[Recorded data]
+ + + +

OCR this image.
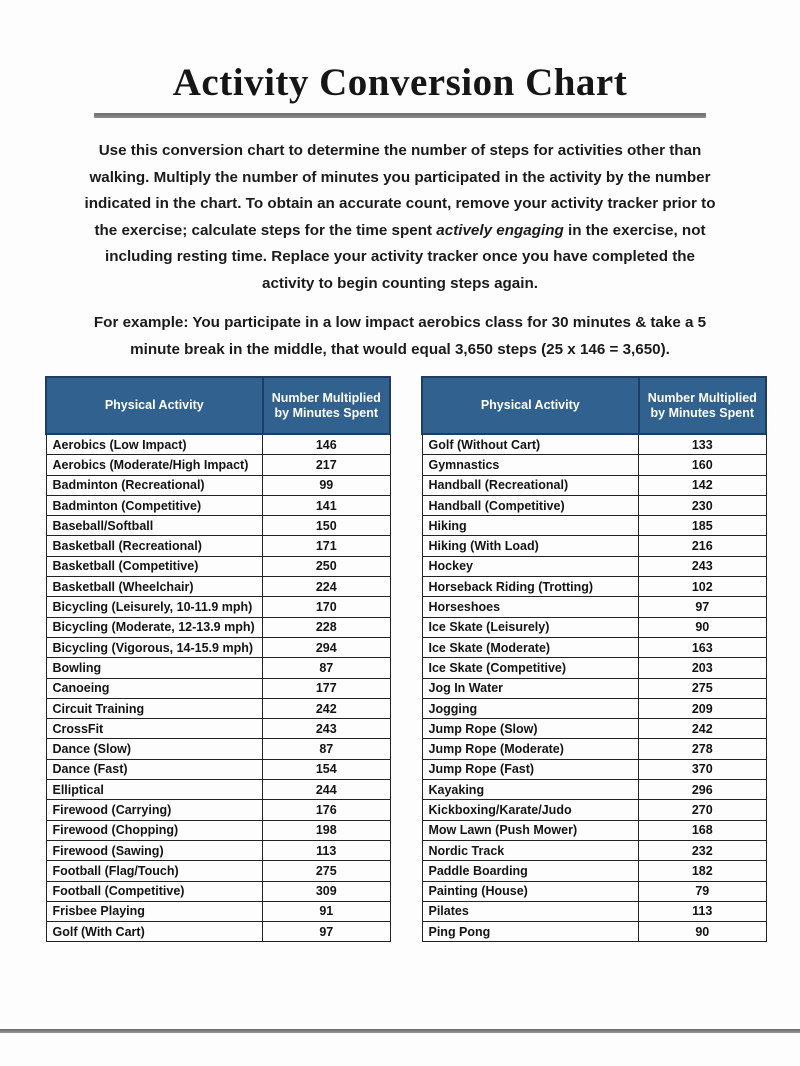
Activity Conversion Chart

Use this conversion chart to determine the number of steps for activities other than walking. Multiply the number of minutes you participated in the activity by the number indicated in the chart. To obtain an accurate count, remove your activity tracker prior to the exercise; calculate steps for the time spent actively engaging in the exercise, not including resting time. Replace your activity tracker once you have completed the activity to begin counting steps again.

For example: You participate in a low impact aerobics class for 30 minutes & take a 5 minute break in the middle, that would equal 3,650 steps (25 x 146 = 3,650).

Physical Activity	Number Multiplied by Minutes Spent
Aerobics (Low Impact)	146
Aerobics (Moderate/High Impact)	217
Badminton (Recreational)	99
Badminton (Competitive)	141
Baseball/Softball	150
Basketball (Recreational)	171
Basketball (Competitive)	250
Basketball (Wheelchair)	224
Bicycling (Leisurely, 10-11.9 mph)	170
Bicycling (Moderate, 12-13.9 mph)	228
Bicycling (Vigorous, 14-15.9 mph)	294
Bowling	87
Canoeing	177
Circuit Training	242
CrossFit	243
Dance (Slow)	87
Dance (Fast)	154
Elliptical	244
Firewood (Carrying)	176
Firewood (Chopping)	198
Firewood (Sawing)	113
Football (Flag/Touch)	275
Football (Competitive)	309
Frisbee Playing	91
Golf (With Cart)	97
Physical Activity	Number Multiplied by Minutes Spent
Golf (Without Cart)	133
Gymnastics	160
Handball (Recreational)	142
Handball (Competitive)	230
Hiking	185
Hiking (With Load)	216
Hockey	243
Horseback Riding (Trotting)	102
Horseshoes	97
Ice Skate (Leisurely)	90
Ice Skate (Moderate)	163
Ice Skate (Competitive)	203
Jog In Water	275
Jogging	209
Jump Rope (Slow)	242
Jump Rope (Moderate)	278
Jump Rope (Fast)	370
Kayaking	296
Kickboxing/Karate/Judo	270
Mow Lawn (Push Mower)	168
Nordic Track	232
Paddle Boarding	182
Painting (House)	79
Pilates	113
Ping Pong	90
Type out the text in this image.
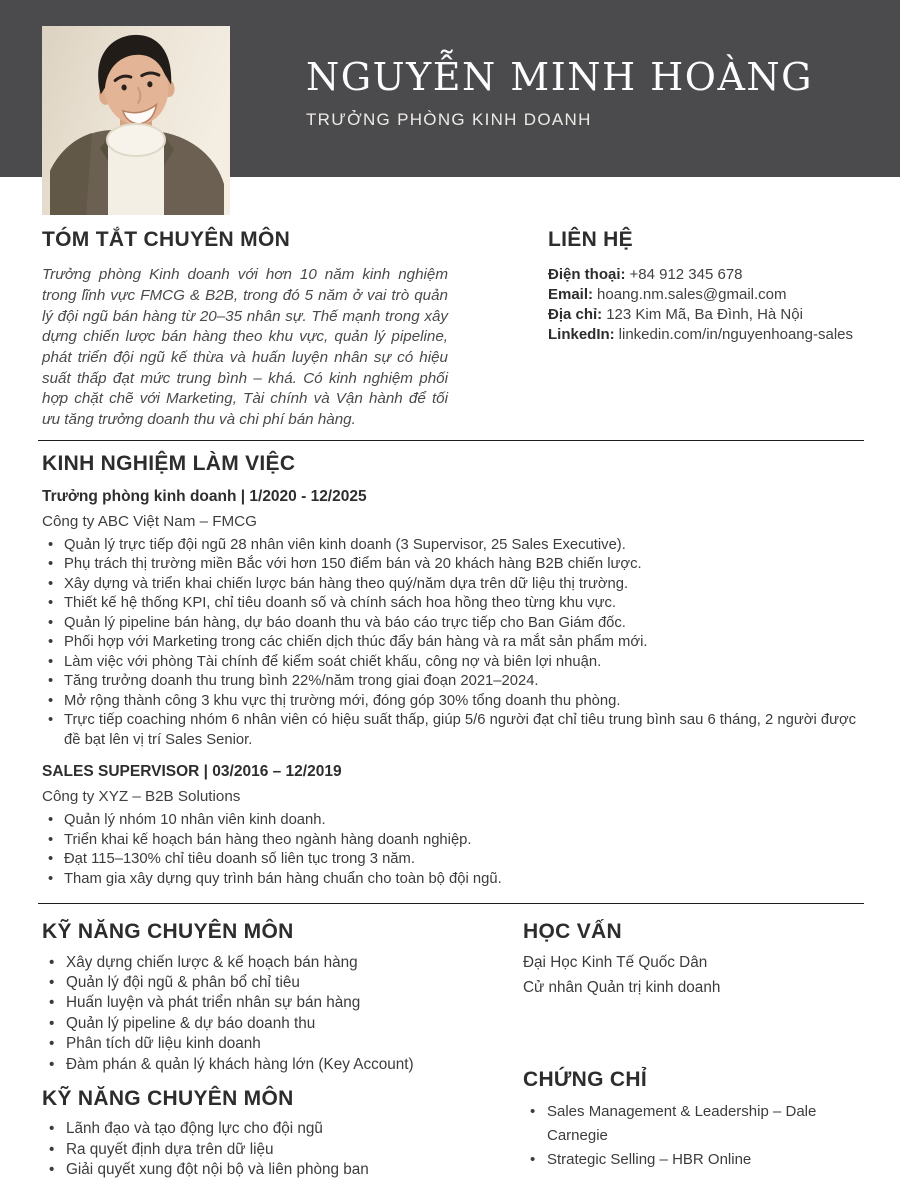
NGUYỄN MINH HOÀNG
TRƯỞNG PHÒNG KINH DOANH
TÓM TẮT CHUYÊN MÔN

Trưởng phòng Kinh doanh với hơn 10 năm kinh nghiệm trong lĩnh vực FMCG & B2B, trong đó 5 năm ở vai trò quản lý đội ngũ bán hàng từ 20–35 nhân sự. Thế mạnh trong xây dựng chiến lược bán hàng theo khu vực, quản lý pipeline, phát triển đội ngũ kế thừa và huấn luyện nhân sự có hiệu suất thấp đạt mức trung bình – khá. Có kinh nghiệm phối hợp chặt chẽ với Marketing, Tài chính và Vận hành để tối ưu tăng trưởng doanh thu và chi phí bán hàng.

LIÊN HỆ
Điện thoại: +84 912 345 678
Email: hoang.nm.sales@gmail.com
Địa chỉ: 123 Kim Mã, Ba Đình, Hà Nội
LinkedIn: linkedin.com/in/nguyenhoang-sales
KINH NGHIỆM LÀM VIỆC
Trưởng phòng kinh doanh | 1/2020 - 12/2025
Công ty ABC Việt Nam – FMCG
• Quản lý trực tiếp đội ngũ 28 nhân viên kinh doanh (3 Supervisor, 25 Sales Executive).
• Phụ trách thị trường miền Bắc với hơn 150 điểm bán và 20 khách hàng B2B chiến lược.
• Xây dựng và triển khai chiến lược bán hàng theo quý/năm dựa trên dữ liệu thị trường.
• Thiết kế hệ thống KPI, chỉ tiêu doanh số và chính sách hoa hồng theo từng khu vực.
• Quản lý pipeline bán hàng, dự báo doanh thu và báo cáo trực tiếp cho Ban Giám đốc.
• Phối hợp với Marketing trong các chiến dịch thúc đẩy bán hàng và ra mắt sản phẩm mới.
• Làm việc với phòng Tài chính để kiểm soát chiết khấu, công nợ và biên lợi nhuận.
• Tăng trưởng doanh thu trung bình 22%/năm trong giai đoạn 2021–2024.
• Mở rộng thành công 3 khu vực thị trường mới, đóng góp 30% tổng doanh thu phòng.
• Trực tiếp coaching nhóm 6 nhân viên có hiệu suất thấp, giúp 5/6 người đạt chỉ tiêu trung bình sau 6 tháng, 2 người được đề bạt lên vị trí Sales Senior.
SALES SUPERVISOR | 03/2016 – 12/2019
Công ty XYZ – B2B Solutions
• Quản lý nhóm 10 nhân viên kinh doanh.
• Triển khai kế hoạch bán hàng theo ngành hàng doanh nghiệp.
• Đạt 115–130% chỉ tiêu doanh số liên tục trong 3 năm.
• Tham gia xây dựng quy trình bán hàng chuẩn cho toàn bộ đội ngũ.
KỸ NĂNG CHUYÊN MÔN
• Xây dựng chiến lược & kế hoạch bán hàng
• Quản lý đội ngũ & phân bổ chỉ tiêu
• Huấn luyện và phát triển nhân sự bán hàng
• Quản lý pipeline & dự báo doanh thu
• Phân tích dữ liệu kinh doanh
• Đàm phán & quản lý khách hàng lớn (Key Account)
KỸ NĂNG CHUYÊN MÔN
• Lãnh đạo và tạo động lực cho đội ngũ
• Ra quyết định dựa trên dữ liệu
• Giải quyết xung đột nội bộ và liên phòng ban
HỌC VẤN

Đại Học Kinh Tế Quốc Dân

Cử nhân Quản trị kinh doanh

CHỨNG CHỈ
• Sales Management & Leadership – Dale Carnegie
• Strategic Selling – HBR Online
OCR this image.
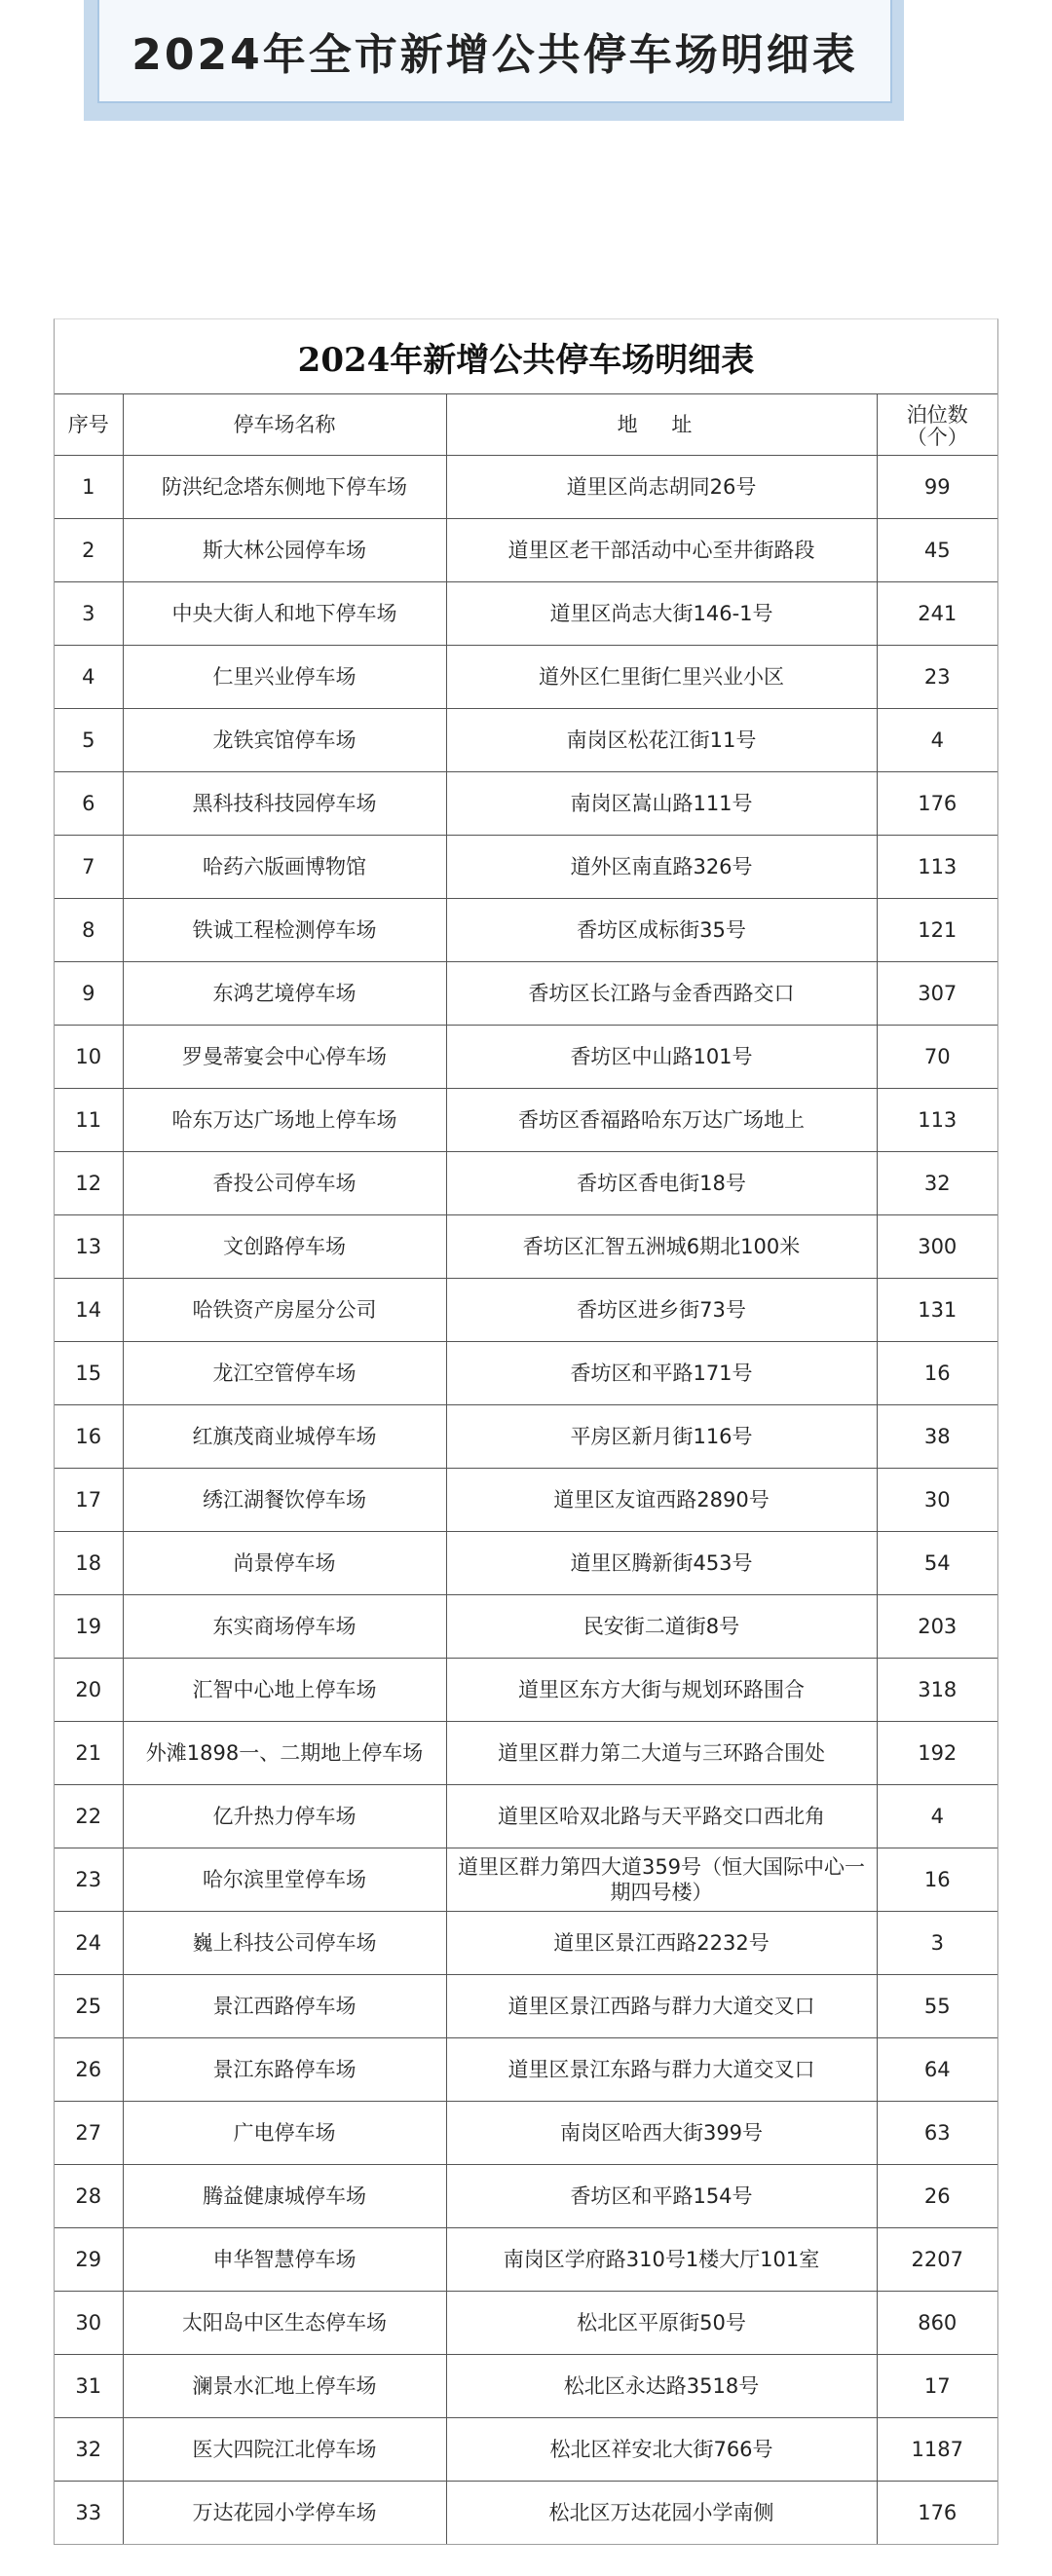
2024年全市新增公共停车场明细表
2024年新增公共停车场明细表
序号	停车场名称	地 址	泊位数
（个）

1	防洪纪念塔东侧地下停车场	道里区尚志胡同26号	99
2	斯大林公园停车场	道里区老干部活动中心至井街路段	45
3	中央大街人和地下停车场	道里区尚志大街146-1号	241
4	仁里兴业停车场	道外区仁里街仁里兴业小区	23
5	龙铁宾馆停车场	南岗区松花江街11号	4
6	黑科技科技园停车场	南岗区嵩山路111号	176
7	哈药六版画博物馆	道外区南直路326号	113
8	铁诚工程检测停车场	香坊区成标街35号	121
9	东鸿艺境停车场	香坊区长江路与金香西路交口	307
10	罗曼蒂宴会中心停车场	香坊区中山路101号	70
11	哈东万达广场地上停车场	香坊区香福路哈东万达广场地上	113
12	香投公司停车场	香坊区香电街18号	32
13	文创路停车场	香坊区汇智五洲城6期北100米	300
14	哈铁资产房屋分公司	香坊区进乡街73号	131
15	龙江空管停车场	香坊区和平路171号	16
16	红旗茂商业城停车场	平房区新月街116号	38
17	绣江湖餐饮停车场	道里区友谊西路2890号	30
18	尚景停车场	道里区腾新街453号	54
19	东实商场停车场	民安街二道街8号	203
20	汇智中心地上停车场	道里区东方大街与规划环路围合	318
21	外滩1898一、二期地上停车场	道里区群力第二大道与三环路合围处	192
22	亿升热力停车场	道里区哈双北路与天平路交口西北角	4
23	哈尔滨里堂停车场	道里区群力第四大道359号（恒大国际中心一期四号楼）	16
24	巍上科技公司停车场	道里区景江西路2232号	3
25	景江西路停车场	道里区景江西路与群力大道交叉口	55
26	景江东路停车场	道里区景江东路与群力大道交叉口	64
27	广电停车场	南岗区哈西大街399号	63
28	腾益健康城停车场	香坊区和平路154号	26
29	申华智慧停车场	南岗区学府路310号1楼大厅101室	2207
30	太阳岛中区生态停车场	松北区平原街50号	860
31	澜景水汇地上停车场	松北区永达路3518号	17
32	医大四院江北停车场	松北区祥安北大街766号	1187
33	万达花园小学停车场	松北区万达花园小学南侧	176
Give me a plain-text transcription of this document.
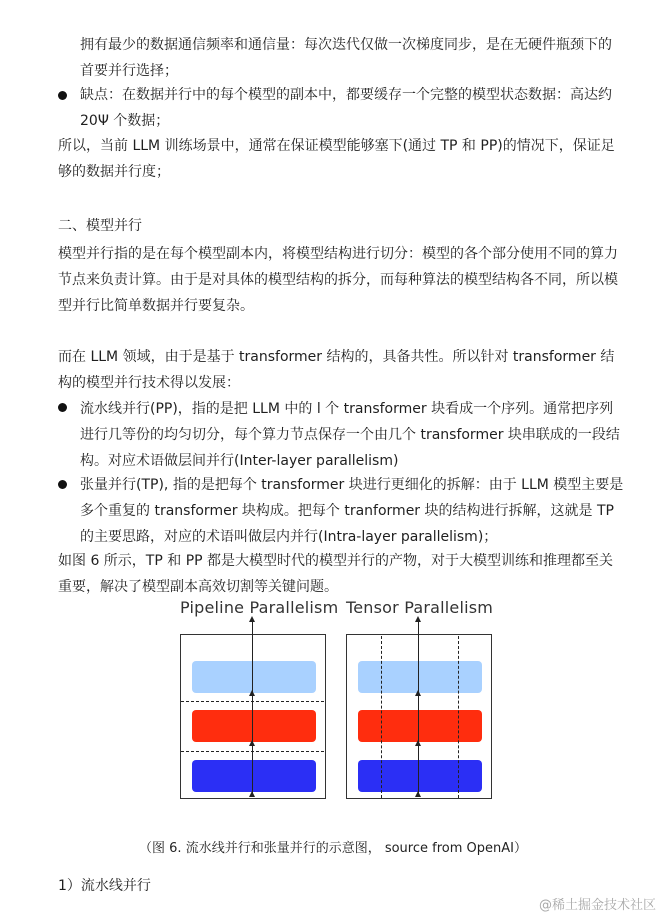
拥有最少的数据通信频率和通信量：每次迭代仅做一次梯度同步，是在无硬件瓶颈下的首要并行选择；

缺点：在数据并行中的每个模型的副本中，都要缓存一个完整的模型状态数据：高达约20Ψ 个数据；

所以，当前 LLM 训练场景中，通常在保证模型能够塞下(通过 TP 和 PP)的情况下，保证足够的数据并行度；

二、模型并行

模型并行指的是在每个模型副本内，将模型结构进行切分：模型的各个部分使用不同的算力节点来负责计算。由于是对具体的模型结构的拆分，而每种算法的模型结构各不同，所以模型并行比简单数据并行要复杂。

而在 LLM 领域，由于是基于 transformer 结构的，具备共性。所以针对 transformer 结构的模型并行技术得以发展：

流水线并行(PP)，指的是把 LLM 中的 l 个 transformer 块看成一个序列。通常把序列进行几等份的均匀切分，每个算力节点保存一个由几个 transformer 块串联成的一段结构。对应术语做层间并行(Inter-layer parallelism)

张量并行(TP), 指的是把每个 transformer 块进行更细化的拆解：由于 LLM 模型主要是多个重复的 transformer 块构成。把每个 tranformer 块的结构进行拆解，这就是 TP 的主要思路，对应的术语叫做层内并行(Intra-layer parallelism)；

如图 6 所示，TP 和 PP 都是大模型时代的模型并行的产物，对于大模型训练和推理都至关重要，解决了模型副本高效切割等关键问题。

Pipeline Parallelism Tensor Parallelism
（图 6. 流水线并行和张量并行的示意图， source from OpenAI）
1）流水线并行
@稀土掘金技术社区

+ + + +

■ DIRECTIONS FOR THIS TASK ■
From the line that contains "Give me a plain-text" to the end of the material above, output every line exactly, both ends included, but leave out any pictures.

■ RESPONSE TO THE TASK ■
Give me a plain-text transcription of this document.
拥有最少的数据通信频率和通信量：每次迭代仅做一次梯度同步，是在无硬件瓶颈下的首要并行选择；

缺点：在数据并行中的每个模型的副本中，都要缓存一个完整的模型状态数据：高达约20Ψ 个数据；

所以，当前 LLM 训练场景中，通常在保证模型能够塞下(通过 TP 和 PP)的情况下，保证足够的数据并行度；

二、模型并行

模型并行指的是在每个模型副本内，将模型结构进行切分：模型的各个部分使用不同的算力节点来负责计算。由于是对具体的模型结构的拆分，而每种算法的模型结构各不同，所以模型并行比简单数据并行要复杂。

而在 LLM 领域，由于是基于 transformer 结构的，具备共性。所以针对 transformer 结构的模型并行技术得以发展：

流水线并行(PP)，指的是把 LLM 中的 l 个 transformer 块看成一个序列。通常把序列进行几等份的均匀切分，每个算力节点保存一个由几个 transformer 块串联成的一段结构。对应术语做层间并行(Inter-layer parallelism)

张量并行(TP), 指的是把每个 transformer 块进行更细化的拆解：由于 LLM 模型主要是多个重复的 transformer 块构成。把每个 tranformer 块的结构进行拆解，这就是 TP 的主要思路，对应的术语叫做层内并行(Intra-layer parallelism)；

如图 6 所示，TP 和 PP 都是大模型时代的模型并行的产物，对于大模型训练和推理都至关重要，解决了模型副本高效切割等关键问题。

Pipeline Parallelism Tensor Parallelism
（图 6. 流水线并行和张量并行的示意图， source from OpenAI）
1）流水线并行
@稀土掘金技术社区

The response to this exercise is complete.